** EXERCISE DIRECTIONS **
Filter the entries and keep only the lines where the string "number" appears.

** INPUT RECORDS **
=-=-=

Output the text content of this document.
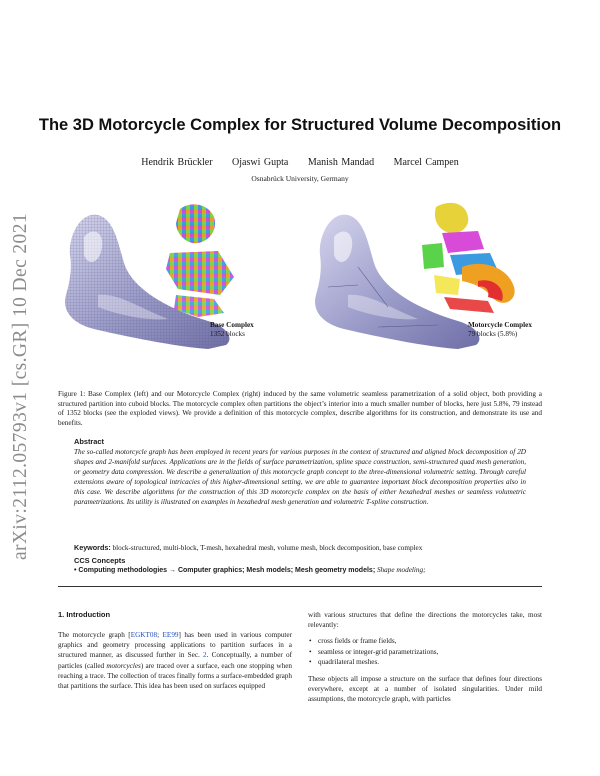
arXiv:2112.05793v1 [cs.GR] 10 Dec 2021
The 3D Motorcycle Complex for Structured Volume Decomposition
Hendrik Brückler Ojaswi Gupta Manish Mandad Marcel Campen
Osnabrück University, Germany
Base Complex
1352 blocks
Motorcycle Complex
79 blocks (5.8%)
Figure 1: Base Complex (left) and our Motorcycle Complex (right) induced by the same volumetric seamless parametrization of a solid object, both providing a structured partition into cuboid blocks. The motorcycle complex often partitions the object’s interior into a much smaller number of blocks, here just 5.8%, 79 instead of 1352 blocks (see the exploded views). We provide a definition of this motorcycle complex, describe algorithms for its construction, and demonstrate its use and benefits.
Abstract
The so-called motorcycle graph has been employed in recent years for various purposes in the context of structured and aligned block decomposition of 2D shapes and 2-manifold surfaces. Applications are in the fields of surface parametrization, spline space construction, semi-structured quad mesh generation, or geometry data compression. We describe a generalization of this motorcycle graph concept to the three-dimensional volumetric setting. Through careful extensions aware of topological intricacies of this higher-dimensional setting, we are able to guarantee important block decomposition properties also in this case. We describe algorithms for the construction of this 3D motorcycle complex on the basis of either hexahedral meshes or seamless volumetric parametrizations. Its utility is illustrated on examples in hexahedral mesh generation and volumetric T-spline construction.
Keywords: block-structured, multi-block, T-mesh, hexahedral mesh, volume mesh, block decomposition, base complex
CCS Concepts
• Computing methodologies → Computer graphics; Mesh models; Mesh geometry models; Shape modeling;
1. Introduction

The motorcycle graph [EGKT08; EE99] has been used in various computer graphics and geometry processing applications to partition surfaces in a structured manner, as discussed further in Sec. 2. Conceptually, a number of particles (called motorcycles) are traced over a surface, each one stopping when reaching a trace. The collection of traces finally forms a surface-embedded graph that partitions the surface. This idea has been used on surfaces equipped

with various structures that define the directions the motorcycles take, most relevantly:

• cross fields or frame fields,
• seamless or integer-grid parametrizations,
• quadrilateral meshes.

These objects all impose a structure on the surface that defines four directions everywhere, except at a number of isolated singularities. Under mild assumptions, the motorcycle graph, with particles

=-=-=

** TASK RESULT **
Figure 1: Base Complex (left) and our Motorcycle Complex (right) induced by the same volumetric seamless parametrization of a solid object, both providing a structured partition into cuboid blocks. The motorcycle complex often partitions the object’s interior into a much smaller number of blocks, here just 5.8%, 79 instead of 1352 blocks (see the exploded views). We provide a definition of this motorcycle complex, describe algorithms for its construction, and demonstrate its use and benefits.
The motorcycle graph [EGKT08; EE99] has been used in various computer graphics and geometry processing applications to partition surfaces in a structured manner, as discussed further in Sec. 2. Conceptually, a number of particles (called motorcycles) are traced over a surface, each one stopping when reaching a trace. The collection of traces finally forms a surface-embedded graph that partitions the surface. This idea has been used on surfaces equipped
These objects all impose a structure on the surface that defines four directions everywhere, except at a number of isolated singularities. Under mild assumptions, the motorcycle graph, with particles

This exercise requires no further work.